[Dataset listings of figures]
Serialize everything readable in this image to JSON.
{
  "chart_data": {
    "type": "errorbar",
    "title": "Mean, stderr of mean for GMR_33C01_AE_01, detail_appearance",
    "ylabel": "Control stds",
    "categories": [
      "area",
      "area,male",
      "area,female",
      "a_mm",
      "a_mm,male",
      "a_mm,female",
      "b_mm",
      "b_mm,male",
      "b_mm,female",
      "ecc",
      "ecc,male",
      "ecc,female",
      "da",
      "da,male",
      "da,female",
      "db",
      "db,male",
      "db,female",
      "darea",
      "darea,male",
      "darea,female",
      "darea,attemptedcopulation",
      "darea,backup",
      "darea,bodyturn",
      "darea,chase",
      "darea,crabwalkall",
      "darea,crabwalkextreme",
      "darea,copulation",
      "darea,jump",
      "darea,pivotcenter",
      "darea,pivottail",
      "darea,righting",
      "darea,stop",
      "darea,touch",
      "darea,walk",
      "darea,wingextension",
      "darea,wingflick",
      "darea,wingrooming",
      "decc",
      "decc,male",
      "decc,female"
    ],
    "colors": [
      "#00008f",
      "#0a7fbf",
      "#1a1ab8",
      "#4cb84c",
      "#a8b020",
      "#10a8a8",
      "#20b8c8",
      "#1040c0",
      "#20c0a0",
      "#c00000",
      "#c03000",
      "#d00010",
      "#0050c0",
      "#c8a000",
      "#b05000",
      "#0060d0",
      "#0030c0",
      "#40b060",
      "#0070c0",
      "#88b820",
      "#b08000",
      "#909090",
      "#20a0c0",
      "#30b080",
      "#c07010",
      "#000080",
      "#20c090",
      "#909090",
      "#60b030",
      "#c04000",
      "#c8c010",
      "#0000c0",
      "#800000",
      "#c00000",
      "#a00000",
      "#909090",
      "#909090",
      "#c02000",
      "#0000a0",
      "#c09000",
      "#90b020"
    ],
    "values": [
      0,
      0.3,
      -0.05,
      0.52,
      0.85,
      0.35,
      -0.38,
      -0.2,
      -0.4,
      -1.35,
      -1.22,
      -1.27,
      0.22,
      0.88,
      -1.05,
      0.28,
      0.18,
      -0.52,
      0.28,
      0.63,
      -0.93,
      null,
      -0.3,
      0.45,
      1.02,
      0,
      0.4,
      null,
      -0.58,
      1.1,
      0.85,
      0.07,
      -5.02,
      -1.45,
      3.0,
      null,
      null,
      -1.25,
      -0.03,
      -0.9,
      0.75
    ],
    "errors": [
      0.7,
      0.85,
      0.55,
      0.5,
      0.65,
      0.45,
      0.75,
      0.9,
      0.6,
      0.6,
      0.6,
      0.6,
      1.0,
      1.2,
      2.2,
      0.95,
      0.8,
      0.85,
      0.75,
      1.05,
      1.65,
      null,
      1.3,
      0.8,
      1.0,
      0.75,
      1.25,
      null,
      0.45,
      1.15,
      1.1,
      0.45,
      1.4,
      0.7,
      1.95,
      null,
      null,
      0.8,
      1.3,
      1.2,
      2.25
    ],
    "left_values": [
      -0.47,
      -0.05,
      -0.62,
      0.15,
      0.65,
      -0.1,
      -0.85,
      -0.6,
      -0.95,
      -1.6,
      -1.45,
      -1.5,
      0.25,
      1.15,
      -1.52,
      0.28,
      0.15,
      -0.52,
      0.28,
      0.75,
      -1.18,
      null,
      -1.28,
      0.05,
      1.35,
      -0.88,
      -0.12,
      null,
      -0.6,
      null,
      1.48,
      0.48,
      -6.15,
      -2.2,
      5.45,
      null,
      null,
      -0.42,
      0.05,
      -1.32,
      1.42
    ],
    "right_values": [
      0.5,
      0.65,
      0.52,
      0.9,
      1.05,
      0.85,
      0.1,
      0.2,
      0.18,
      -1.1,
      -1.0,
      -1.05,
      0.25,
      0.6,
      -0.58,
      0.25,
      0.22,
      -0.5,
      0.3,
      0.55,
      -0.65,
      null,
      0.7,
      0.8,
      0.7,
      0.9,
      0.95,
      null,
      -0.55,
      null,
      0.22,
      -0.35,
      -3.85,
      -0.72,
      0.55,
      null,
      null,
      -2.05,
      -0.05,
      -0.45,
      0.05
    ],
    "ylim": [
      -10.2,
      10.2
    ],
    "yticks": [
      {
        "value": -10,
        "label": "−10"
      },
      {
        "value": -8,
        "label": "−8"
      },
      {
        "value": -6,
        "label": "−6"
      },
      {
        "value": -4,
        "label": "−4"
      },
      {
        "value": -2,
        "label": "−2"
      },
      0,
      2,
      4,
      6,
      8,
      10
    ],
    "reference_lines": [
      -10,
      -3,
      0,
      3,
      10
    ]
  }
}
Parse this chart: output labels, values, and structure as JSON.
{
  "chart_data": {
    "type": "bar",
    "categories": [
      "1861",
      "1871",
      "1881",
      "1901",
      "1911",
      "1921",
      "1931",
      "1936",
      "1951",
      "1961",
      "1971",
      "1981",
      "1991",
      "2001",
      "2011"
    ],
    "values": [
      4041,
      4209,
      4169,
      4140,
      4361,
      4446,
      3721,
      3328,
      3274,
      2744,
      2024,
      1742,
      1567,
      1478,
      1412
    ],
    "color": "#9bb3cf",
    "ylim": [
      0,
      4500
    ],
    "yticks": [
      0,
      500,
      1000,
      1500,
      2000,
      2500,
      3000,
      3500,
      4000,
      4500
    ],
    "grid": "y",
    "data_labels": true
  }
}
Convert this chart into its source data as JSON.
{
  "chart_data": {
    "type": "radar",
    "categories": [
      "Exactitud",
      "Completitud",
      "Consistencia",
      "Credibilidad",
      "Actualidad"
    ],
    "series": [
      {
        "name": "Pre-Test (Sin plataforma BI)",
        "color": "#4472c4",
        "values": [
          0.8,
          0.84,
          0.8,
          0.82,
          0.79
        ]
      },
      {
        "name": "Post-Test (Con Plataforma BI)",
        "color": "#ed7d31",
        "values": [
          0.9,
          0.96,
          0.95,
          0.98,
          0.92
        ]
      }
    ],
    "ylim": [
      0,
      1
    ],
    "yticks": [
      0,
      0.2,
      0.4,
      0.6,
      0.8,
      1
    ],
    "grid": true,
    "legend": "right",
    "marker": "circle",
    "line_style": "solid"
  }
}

Problem statement:
Retype every entry above, word for word.

Final result:
Serialize everything readable in this image to JSON.
{
  "chart_data": {
    "type": "errorbar",
    "title": "Mean, stderr of mean for GMR_33C01_AE_01, detail_appearance",
    "ylabel": "Control stds",
    "categories": [
      "area",
      "area,male",
      "area,female",
      "a_mm",
      "a_mm,male",
      "a_mm,female",
      "b_mm",
      "b_mm,male",
      "b_mm,female",
      "ecc",
      "ecc,male",
      "ecc,female",
      "da",
      "da,male",
      "da,female",
      "db",
      "db,male",
      "db,female",
      "darea",
      "darea,male",
      "darea,female",
      "darea,attemptedcopulation",
      "darea,backup",
      "darea,bodyturn",
      "darea,chase",
      "darea,crabwalkall",
      "darea,crabwalkextreme",
      "darea,copulation",
      "darea,jump",
      "darea,pivotcenter",
      "darea,pivottail",
      "darea,righting",
      "darea,stop",
      "darea,touch",
      "darea,walk",
      "darea,wingextension",
      "darea,wingflick",
      "darea,wingrooming",
      "decc",
      "decc,male",
      "decc,female"
    ],
    "colors": [
      "#00008f",
      "#0a7fbf",
      "#1a1ab8",
      "#4cb84c",
      "#a8b020",
      "#10a8a8",
      "#20b8c8",
      "#1040c0",
      "#20c0a0",
      "#c00000",
      "#c03000",
      "#d00010",
      "#0050c0",
      "#c8a000",
      "#b05000",
      "#0060d0",
      "#0030c0",
      "#40b060",
      "#0070c0",
      "#88b820",
      "#b08000",
      "#909090",
      "#20a0c0",
      "#30b080",
      "#c07010",
      "#000080",
      "#20c090",
      "#909090",
      "#60b030",
      "#c04000",
      "#c8c010",
      "#0000c0",
      "#800000",
      "#c00000",
      "#a00000",
      "#909090",
      "#909090",
      "#c02000",
      "#0000a0",
      "#c09000",
      "#90b020"
    ],
    "values": [
      0,
      0.3,
      -0.05,
      0.52,
      0.85,
      0.35,
      -0.38,
      -0.2,
      -0.4,
      -1.35,
      -1.22,
      -1.27,
      0.22,
      0.88,
      -1.05,
      0.28,
      0.18,
      -0.52,
      0.28,
      0.63,
      -0.93,
      null,
      -0.3,
      0.45,
      1.02,
      0,
      0.4,
      null,
      -0.58,
      1.1,
      0.85,
      0.07,
      -5.02,
      -1.45,
      3.0,
      null,
      null,
      -1.25,
      -0.03,
      -0.9,
      0.75
    ],
    "errors": [
      0.7,
      0.85,
      0.55,
      0.5,
      0.65,
      0.45,
      0.75,
      0.9,
      0.6,
      0.6,
      0.6,
      0.6,
      1.0,
      1.2,
      2.2,
      0.95,
      0.8,
      0.85,
      0.75,
      1.05,
      1.65,
      null,
      1.3,
      0.8,
      1.0,
      0.75,
      1.25,
      null,
      0.45,
      1.15,
      1.1,
      0.45,
      1.4,
      0.7,
      1.95,
      null,
      null,
      0.8,
      1.3,
      1.2,
      2.25
    ],
    "left_values": [
      -0.47,
      -0.05,
      -0.62,
      0.15,
      0.65,
      -0.1,
      -0.85,
      -0.6,
      -0.95,
      -1.6,
      -1.45,
      -1.5,
      0.25,
      1.15,
      -1.52,
      0.28,
      0.15,
      -0.52,
      0.28,
      0.75,
      -1.18,
      null,
      -1.28,
      0.05,
      1.35,
      -0.88,
      -0.12,
      null,
      -0.6,
      null,
      1.48,
      0.48,
      -6.15,
      -2.2,
      5.45,
      null,
      null,
      -0.42,
      0.05,
      -1.32,
      1.42
    ],
    "right_values": [
      0.5,
      0.65,
      0.52,
      0.9,
      1.05,
      0.85,
      0.1,
      0.2,
      0.18,
      -1.1,
      -1.0,
      -1.05,
      0.25,
      0.6,
      -0.58,
      0.25,
      0.22,
      -0.5,
      0.3,
      0.55,
      -0.65,
      null,
      0.7,
      0.8,
      0.7,
      0.9,
      0.95,
      null,
      -0.55,
      null,
      0.22,
      -0.35,
      -3.85,
      -0.72,
      0.55,
      null,
      null,
      -2.05,
      -0.05,
      -0.45,
      0.05
    ],
    "ylim": [
      -10.2,
      10.2
    ],
    "yticks": [
      {
        "value": -10,
        "label": "−10"
      },
      {
        "value": -8,
        "label": "−8"
      },
      {
        "value": -6,
        "label": "−6"
      },
      {
        "value": -4,
        "label": "−4"
      },
      {
        "value": -2,
        "label": "−2"
      },
      0,
      2,
      4,
      6,
      8,
      10
    ],
    "reference_lines": [
      -10,
      -3,
      0,
      3,
      10
    ]
  }
}
Parse this chart: output labels, values, and structure as JSON.
{
  "chart_data": {
    "type": "bar",
    "categories": [
      "1861",
      "1871",
      "1881",
      "1901",
      "1911",
      "1921",
      "1931",
      "1936",
      "1951",
      "1961",
      "1971",
      "1981",
      "1991",
      "2001",
      "2011"
    ],
    "values": [
      4041,
      4209,
      4169,
      4140,
      4361,
      4446,
      3721,
      3328,
      3274,
      2744,
      2024,
      1742,
      1567,
      1478,
      1412
    ],
    "color": "#9bb3cf",
    "ylim": [
      0,
      4500
    ],
    "yticks": [
      0,
      500,
      1000,
      1500,
      2000,
      2500,
      3000,
      3500,
      4000,
      4500
    ],
    "grid": "y",
    "data_labels": true
  }
}
Convert this chart into its source data as JSON.
{
  "chart_data": {
    "type": "radar",
    "categories": [
      "Exactitud",
      "Completitud",
      "Consistencia",
      "Credibilidad",
      "Actualidad"
    ],
    "series": [
      {
        "name": "Pre-Test (Sin plataforma BI)",
        "color": "#4472c4",
        "values": [
          0.8,
          0.84,
          0.8,
          0.82,
          0.79
        ]
      },
      {
        "name": "Post-Test (Con Plataforma BI)",
        "color": "#ed7d31",
        "values": [
          0.9,
          0.96,
          0.95,
          0.98,
          0.92
        ]
      }
    ],
    "ylim": [
      0,
      1
    ],
    "yticks": [
      0,
      0.2,
      0.4,
      0.6,
      0.8,
      1
    ],
    "grid": true,
    "legend": "right",
    "marker": "circle",
    "line_style": "solid"
  }
}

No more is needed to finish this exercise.